* [TASK GOAL]: Omit the pictures and return every entry exactly as written.

----- DATA LINES

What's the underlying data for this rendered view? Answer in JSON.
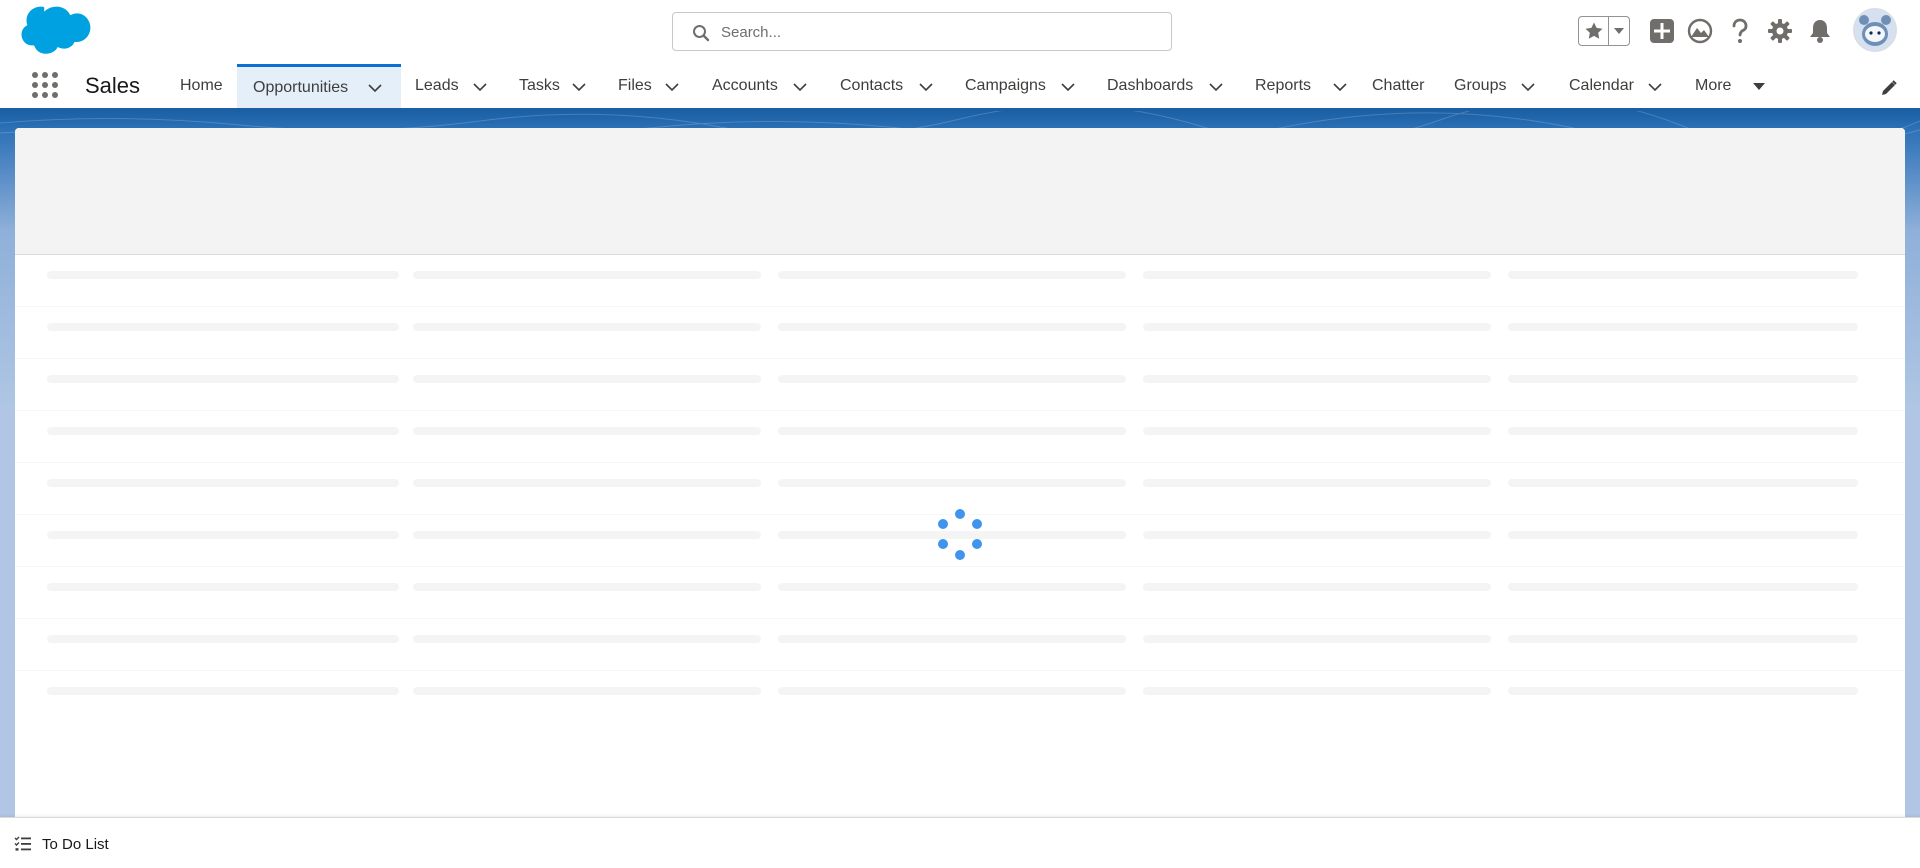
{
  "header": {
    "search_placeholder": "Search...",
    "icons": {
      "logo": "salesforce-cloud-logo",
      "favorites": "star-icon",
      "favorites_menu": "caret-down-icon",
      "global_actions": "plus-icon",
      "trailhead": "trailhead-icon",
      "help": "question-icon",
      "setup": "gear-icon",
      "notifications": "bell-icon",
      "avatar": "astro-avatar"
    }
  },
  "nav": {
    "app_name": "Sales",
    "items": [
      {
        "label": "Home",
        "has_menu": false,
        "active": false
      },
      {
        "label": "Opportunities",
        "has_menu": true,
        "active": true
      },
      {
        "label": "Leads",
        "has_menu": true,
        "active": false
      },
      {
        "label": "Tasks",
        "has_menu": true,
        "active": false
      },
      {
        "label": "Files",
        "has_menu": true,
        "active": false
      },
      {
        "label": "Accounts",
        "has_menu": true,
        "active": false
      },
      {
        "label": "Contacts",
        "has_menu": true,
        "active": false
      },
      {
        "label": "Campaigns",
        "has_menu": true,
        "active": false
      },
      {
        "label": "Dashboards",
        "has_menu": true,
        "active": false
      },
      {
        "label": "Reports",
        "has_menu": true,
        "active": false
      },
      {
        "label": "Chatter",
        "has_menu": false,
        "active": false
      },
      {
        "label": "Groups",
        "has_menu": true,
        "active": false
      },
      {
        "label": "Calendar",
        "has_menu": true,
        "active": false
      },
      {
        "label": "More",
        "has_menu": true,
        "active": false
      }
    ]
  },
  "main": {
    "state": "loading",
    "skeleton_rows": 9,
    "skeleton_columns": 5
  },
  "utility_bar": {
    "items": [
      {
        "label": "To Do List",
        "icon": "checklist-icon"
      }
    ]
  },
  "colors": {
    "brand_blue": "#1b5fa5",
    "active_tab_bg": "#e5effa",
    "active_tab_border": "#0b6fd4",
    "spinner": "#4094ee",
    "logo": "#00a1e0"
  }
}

----------

* [RESPONSE TO THE EXERCISE]:
What's the underlying data for this rendered view? Answer in JSON.
{
  "header": {
    "search_placeholder": "Search...",
    "icons": {
      "logo": "salesforce-cloud-logo",
      "favorites": "star-icon",
      "favorites_menu": "caret-down-icon",
      "global_actions": "plus-icon",
      "trailhead": "trailhead-icon",
      "help": "question-icon",
      "setup": "gear-icon",
      "notifications": "bell-icon",
      "avatar": "astro-avatar"
    }
  },
  "nav": {
    "app_name": "Sales",
    "items": [
      {
        "label": "Home",
        "has_menu": false,
        "active": false
      },
      {
        "label": "Opportunities",
        "has_menu": true,
        "active": true
      },
      {
        "label": "Leads",
        "has_menu": true,
        "active": false
      },
      {
        "label": "Tasks",
        "has_menu": true,
        "active": false
      },
      {
        "label": "Files",
        "has_menu": true,
        "active": false
      },
      {
        "label": "Accounts",
        "has_menu": true,
        "active": false
      },
      {
        "label": "Contacts",
        "has_menu": true,
        "active": false
      },
      {
        "label": "Campaigns",
        "has_menu": true,
        "active": false
      },
      {
        "label": "Dashboards",
        "has_menu": true,
        "active": false
      },
      {
        "label": "Reports",
        "has_menu": true,
        "active": false
      },
      {
        "label": "Chatter",
        "has_menu": false,
        "active": false
      },
      {
        "label": "Groups",
        "has_menu": true,
        "active": false
      },
      {
        "label": "Calendar",
        "has_menu": true,
        "active": false
      },
      {
        "label": "More",
        "has_menu": true,
        "active": false
      }
    ]
  },
  "main": {
    "state": "loading",
    "skeleton_rows": 9,
    "skeleton_columns": 5
  },
  "utility_bar": {
    "items": [
      {
        "label": "To Do List",
        "icon": "checklist-icon"
      }
    ]
  },
  "colors": {
    "brand_blue": "#1b5fa5",
    "active_tab_bg": "#e5effa",
    "active_tab_border": "#0b6fd4",
    "spinner": "#4094ee",
    "logo": "#00a1e0"
  }
}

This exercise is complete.